Aim of the exercise -
Would you write out the listing verbatim and skip every picture in it?

▬▬▬▬▬▬▬▬▬▬

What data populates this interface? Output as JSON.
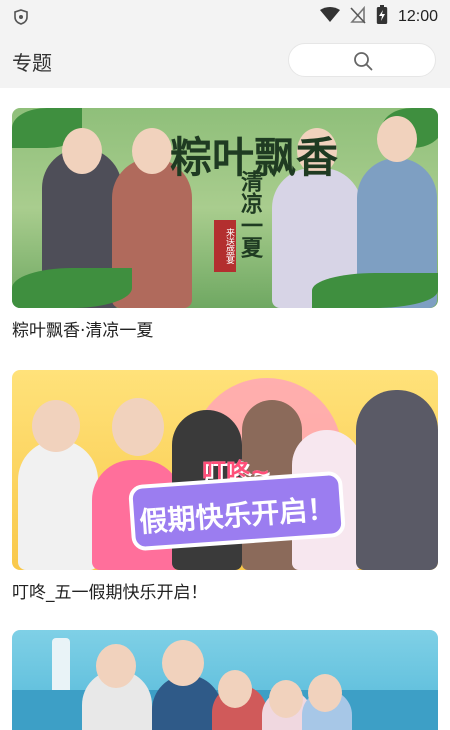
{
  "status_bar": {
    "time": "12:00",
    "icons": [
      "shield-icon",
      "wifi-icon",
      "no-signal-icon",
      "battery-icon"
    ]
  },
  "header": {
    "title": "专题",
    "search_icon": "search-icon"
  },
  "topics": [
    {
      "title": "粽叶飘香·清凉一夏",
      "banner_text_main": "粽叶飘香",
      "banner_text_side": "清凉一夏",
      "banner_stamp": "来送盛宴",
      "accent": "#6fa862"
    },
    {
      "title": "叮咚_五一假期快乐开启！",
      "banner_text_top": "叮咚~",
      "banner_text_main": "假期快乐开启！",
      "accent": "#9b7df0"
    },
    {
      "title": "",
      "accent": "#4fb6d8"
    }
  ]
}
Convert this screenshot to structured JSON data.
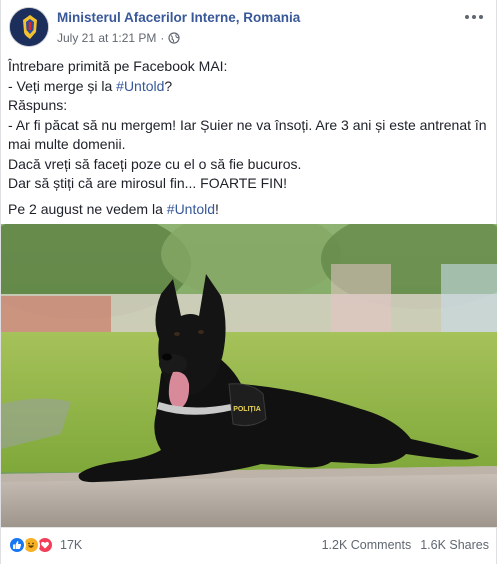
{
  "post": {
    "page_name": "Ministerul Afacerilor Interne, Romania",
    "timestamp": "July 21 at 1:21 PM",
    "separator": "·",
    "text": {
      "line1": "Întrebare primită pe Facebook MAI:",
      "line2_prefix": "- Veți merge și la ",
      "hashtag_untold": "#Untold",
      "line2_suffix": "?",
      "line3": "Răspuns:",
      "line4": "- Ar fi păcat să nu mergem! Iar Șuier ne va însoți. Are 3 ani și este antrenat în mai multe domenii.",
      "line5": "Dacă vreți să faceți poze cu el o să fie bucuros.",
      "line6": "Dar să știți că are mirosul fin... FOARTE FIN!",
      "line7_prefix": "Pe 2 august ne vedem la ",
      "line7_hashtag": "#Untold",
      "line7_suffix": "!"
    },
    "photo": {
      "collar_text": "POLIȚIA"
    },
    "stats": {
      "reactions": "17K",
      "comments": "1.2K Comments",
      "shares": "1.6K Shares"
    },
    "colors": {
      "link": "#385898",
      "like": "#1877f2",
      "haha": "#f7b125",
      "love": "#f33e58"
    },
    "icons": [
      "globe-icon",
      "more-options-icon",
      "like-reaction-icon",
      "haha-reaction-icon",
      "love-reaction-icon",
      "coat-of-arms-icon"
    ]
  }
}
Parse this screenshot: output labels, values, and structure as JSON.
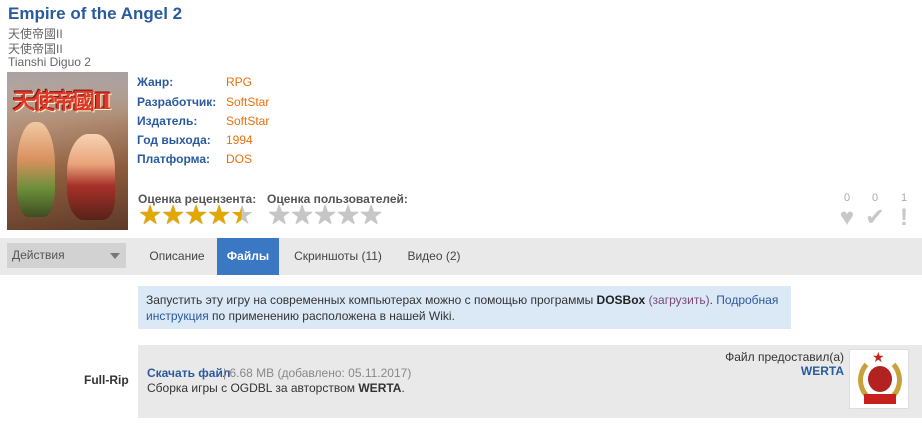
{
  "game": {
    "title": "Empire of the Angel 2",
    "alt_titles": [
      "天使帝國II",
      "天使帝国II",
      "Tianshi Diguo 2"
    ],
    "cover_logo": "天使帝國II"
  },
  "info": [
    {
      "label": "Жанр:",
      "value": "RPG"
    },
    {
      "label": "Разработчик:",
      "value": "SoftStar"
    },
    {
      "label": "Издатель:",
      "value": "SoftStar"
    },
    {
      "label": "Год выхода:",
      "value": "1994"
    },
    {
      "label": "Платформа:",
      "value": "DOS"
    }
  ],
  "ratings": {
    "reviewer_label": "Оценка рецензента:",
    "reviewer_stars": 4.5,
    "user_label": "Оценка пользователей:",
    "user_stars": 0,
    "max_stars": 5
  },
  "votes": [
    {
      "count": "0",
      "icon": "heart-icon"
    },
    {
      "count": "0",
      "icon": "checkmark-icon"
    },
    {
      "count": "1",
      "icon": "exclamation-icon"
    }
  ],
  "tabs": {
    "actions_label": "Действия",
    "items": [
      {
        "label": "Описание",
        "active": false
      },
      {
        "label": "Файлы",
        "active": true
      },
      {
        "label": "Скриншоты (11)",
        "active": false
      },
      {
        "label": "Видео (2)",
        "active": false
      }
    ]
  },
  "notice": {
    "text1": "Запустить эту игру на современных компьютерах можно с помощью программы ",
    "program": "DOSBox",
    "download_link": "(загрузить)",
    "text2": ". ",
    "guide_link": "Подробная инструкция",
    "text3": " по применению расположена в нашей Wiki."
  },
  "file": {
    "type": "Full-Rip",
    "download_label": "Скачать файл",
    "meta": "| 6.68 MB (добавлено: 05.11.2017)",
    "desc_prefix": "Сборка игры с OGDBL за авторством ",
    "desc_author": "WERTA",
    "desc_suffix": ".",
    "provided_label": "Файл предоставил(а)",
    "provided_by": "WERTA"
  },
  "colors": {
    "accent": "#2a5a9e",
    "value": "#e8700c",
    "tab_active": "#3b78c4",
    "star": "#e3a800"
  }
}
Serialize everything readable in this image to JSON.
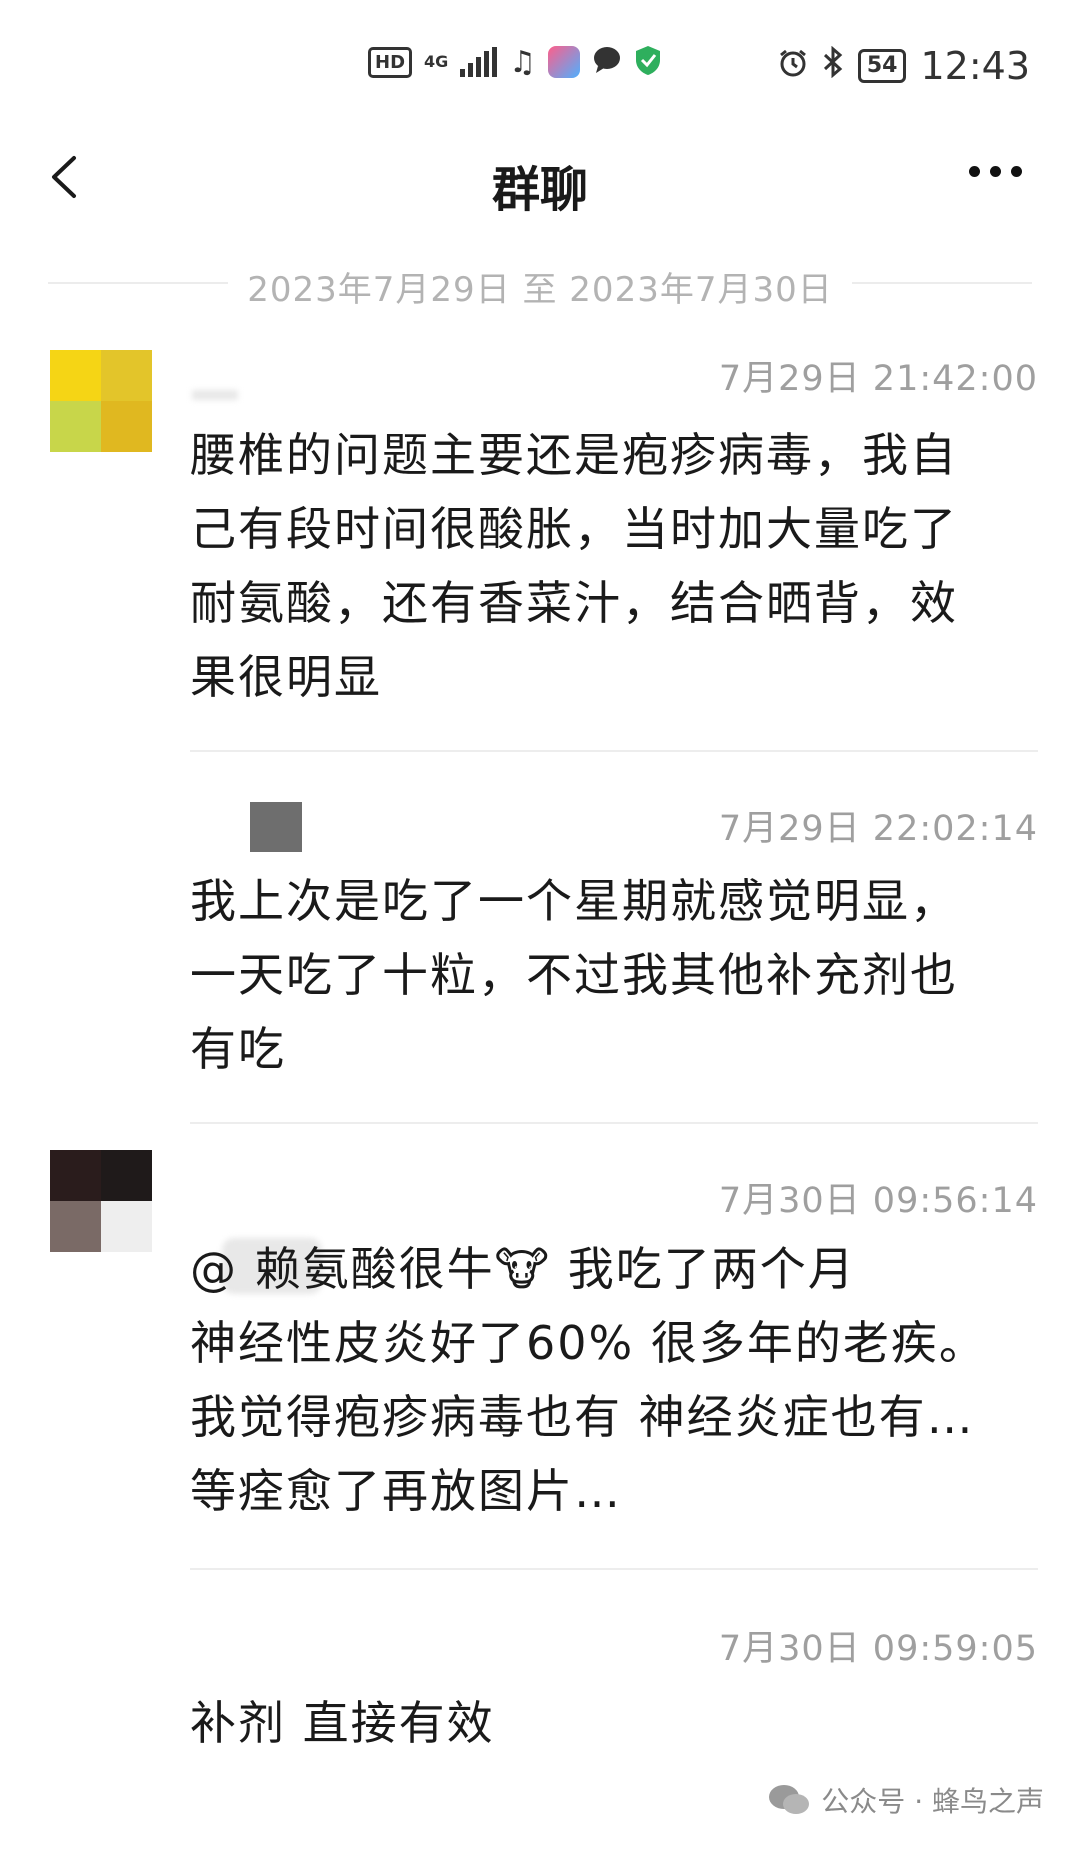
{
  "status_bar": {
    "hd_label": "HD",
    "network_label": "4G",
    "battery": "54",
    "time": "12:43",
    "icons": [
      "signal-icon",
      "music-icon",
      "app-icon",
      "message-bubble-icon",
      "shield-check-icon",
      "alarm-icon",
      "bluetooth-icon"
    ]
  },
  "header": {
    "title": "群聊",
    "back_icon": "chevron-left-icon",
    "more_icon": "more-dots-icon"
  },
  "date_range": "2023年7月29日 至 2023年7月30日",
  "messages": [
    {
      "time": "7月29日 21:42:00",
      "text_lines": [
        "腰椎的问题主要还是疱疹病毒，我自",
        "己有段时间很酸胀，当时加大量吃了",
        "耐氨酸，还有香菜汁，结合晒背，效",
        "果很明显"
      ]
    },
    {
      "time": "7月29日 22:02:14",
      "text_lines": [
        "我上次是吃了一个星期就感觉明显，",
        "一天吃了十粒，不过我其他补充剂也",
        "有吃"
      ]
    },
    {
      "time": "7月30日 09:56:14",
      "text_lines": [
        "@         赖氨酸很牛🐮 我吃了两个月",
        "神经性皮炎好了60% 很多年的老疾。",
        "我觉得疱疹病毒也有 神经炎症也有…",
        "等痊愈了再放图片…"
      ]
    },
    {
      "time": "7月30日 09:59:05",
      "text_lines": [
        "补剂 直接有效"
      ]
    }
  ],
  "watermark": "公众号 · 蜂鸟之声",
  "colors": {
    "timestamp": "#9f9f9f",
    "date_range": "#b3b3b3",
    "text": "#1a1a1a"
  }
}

▬▬▬▬▬▬▬▬▬▬

Expected output -
What data populates this interface? Output as JSON.
{
  "status_bar": {
    "time": "12:00",
    "icons": [
      "shield-icon",
      "wifi-icon",
      "no-signal-icon",
      "battery-icon"
    ]
  },
  "header": {
    "title": "专题",
    "search_icon": "search-icon"
  },
  "topics": [
    {
      "title": "粽叶飘香·清凉一夏",
      "banner_text_main": "粽叶飘香",
      "banner_text_side": "清凉一夏",
      "banner_stamp": "来送盛宴",
      "accent": "#6fa862"
    },
    {
      "title": "叮咚_五一假期快乐开启！",
      "banner_text_top": "叮咚~",
      "banner_text_main": "假期快乐开启！",
      "accent": "#9b7df0"
    },
    {
      "title": "",
      "accent": "#4fb6d8"
    }
  ]
}
Convert this screenshot to structured JSON data.
{
  "post": {
    "page_name": "Ministerul Afacerilor Interne, Romania",
    "timestamp": "July 21 at 1:21 PM",
    "separator": "·",
    "text": {
      "line1": "Întrebare primită pe Facebook MAI:",
      "line2_prefix": "- Veți merge și la ",
      "hashtag_untold": "#Untold",
      "line2_suffix": "?",
      "line3": "Răspuns:",
      "line4": "- Ar fi păcat să nu mergem! Iar Șuier ne va însoți. Are 3 ani și este antrenat în mai multe domenii.",
      "line5": "Dacă vreți să faceți poze cu el o să fie bucuros.",
      "line6": "Dar să știți că are mirosul fin... FOARTE FIN!",
      "line7_prefix": "Pe 2 august ne vedem la ",
      "line7_hashtag": "#Untold",
      "line7_suffix": "!"
    },
    "photo": {
      "collar_text": "POLIȚIA"
    },
    "stats": {
      "reactions": "17K",
      "comments": "1.2K Comments",
      "shares": "1.6K Shares"
    },
    "colors": {
      "link": "#385898",
      "like": "#1877f2",
      "haha": "#f7b125",
      "love": "#f33e58"
    },
    "icons": [
      "globe-icon",
      "more-options-icon",
      "like-reaction-icon",
      "haha-reaction-icon",
      "love-reaction-icon",
      "coat-of-arms-icon"
    ]
  }
}
Parse this screenshot: output labels, values, and structure as JSON.
{
  "game": {
    "title": "Empire of the Angel 2",
    "alt_titles": [
      "天使帝國II",
      "天使帝国II",
      "Tianshi Diguo 2"
    ],
    "cover_logo": "天使帝國II"
  },
  "info": [
    {
      "label": "Жанр:",
      "value": "RPG"
    },
    {
      "label": "Разработчик:",
      "value": "SoftStar"
    },
    {
      "label": "Издатель:",
      "value": "SoftStar"
    },
    {
      "label": "Год выхода:",
      "value": "1994"
    },
    {
      "label": "Платформа:",
      "value": "DOS"
    }
  ],
  "ratings": {
    "reviewer_label": "Оценка рецензента:",
    "reviewer_stars": 4.5,
    "user_label": "Оценка пользователей:",
    "user_stars": 0,
    "max_stars": 5
  },
  "votes": [
    {
      "count": "0",
      "icon": "heart-icon"
    },
    {
      "count": "0",
      "icon": "checkmark-icon"
    },
    {
      "count": "1",
      "icon": "exclamation-icon"
    }
  ],
  "tabs": {
    "actions_label": "Действия",
    "items": [
      {
        "label": "Описание",
        "active": false
      },
      {
        "label": "Файлы",
        "active": true
      },
      {
        "label": "Скриншоты (11)",
        "active": false
      },
      {
        "label": "Видео (2)",
        "active": false
      }
    ]
  },
  "notice": {
    "text1": "Запустить эту игру на современных компьютерах можно с помощью программы ",
    "program": "DOSBox",
    "download_link": "(загрузить)",
    "text2": ". ",
    "guide_link": "Подробная инструкция",
    "text3": " по применению расположена в нашей Wiki."
  },
  "file": {
    "type": "Full-Rip",
    "download_label": "Скачать файл",
    "meta": "| 6.68 MB (добавлено: 05.11.2017)",
    "desc_prefix": "Сборка игры с OGDBL за авторством ",
    "desc_author": "WERTA",
    "desc_suffix": ".",
    "provided_label": "Файл предоставил(а)",
    "provided_by": "WERTA"
  },
  "colors": {
    "accent": "#2a5a9e",
    "value": "#e8700c",
    "tab_active": "#3b78c4",
    "star": "#e3a800"
  }
}
Serialize everything readable in this image to JSON.
{
  "status_bar": {
    "hd_label": "HD",
    "network_label": "4G",
    "battery": "54",
    "time": "12:43",
    "icons": [
      "signal-icon",
      "music-icon",
      "app-icon",
      "message-bubble-icon",
      "shield-check-icon",
      "alarm-icon",
      "bluetooth-icon"
    ]
  },
  "header": {
    "title": "群聊",
    "back_icon": "chevron-left-icon",
    "more_icon": "more-dots-icon"
  },
  "date_range": "2023年7月29日 至 2023年7月30日",
  "messages": [
    {
      "time": "7月29日 21:42:00",
      "text_lines": [
        "腰椎的问题主要还是疱疹病毒，我自",
        "己有段时间很酸胀，当时加大量吃了",
        "耐氨酸，还有香菜汁，结合晒背，效",
        "果很明显"
      ]
    },
    {
      "time": "7月29日 22:02:14",
      "text_lines": [
        "我上次是吃了一个星期就感觉明显，",
        "一天吃了十粒，不过我其他补充剂也",
        "有吃"
      ]
    },
    {
      "time": "7月30日 09:56:14",
      "text_lines": [
        "@         赖氨酸很牛🐮 我吃了两个月",
        "神经性皮炎好了60% 很多年的老疾。",
        "我觉得疱疹病毒也有 神经炎症也有…",
        "等痊愈了再放图片…"
      ]
    },
    {
      "time": "7月30日 09:59:05",
      "text_lines": [
        "补剂 直接有效"
      ]
    }
  ],
  "watermark": "公众号 · 蜂鸟之声",
  "colors": {
    "timestamp": "#9f9f9f",
    "date_range": "#b3b3b3",
    "text": "#1a1a1a"
  }
}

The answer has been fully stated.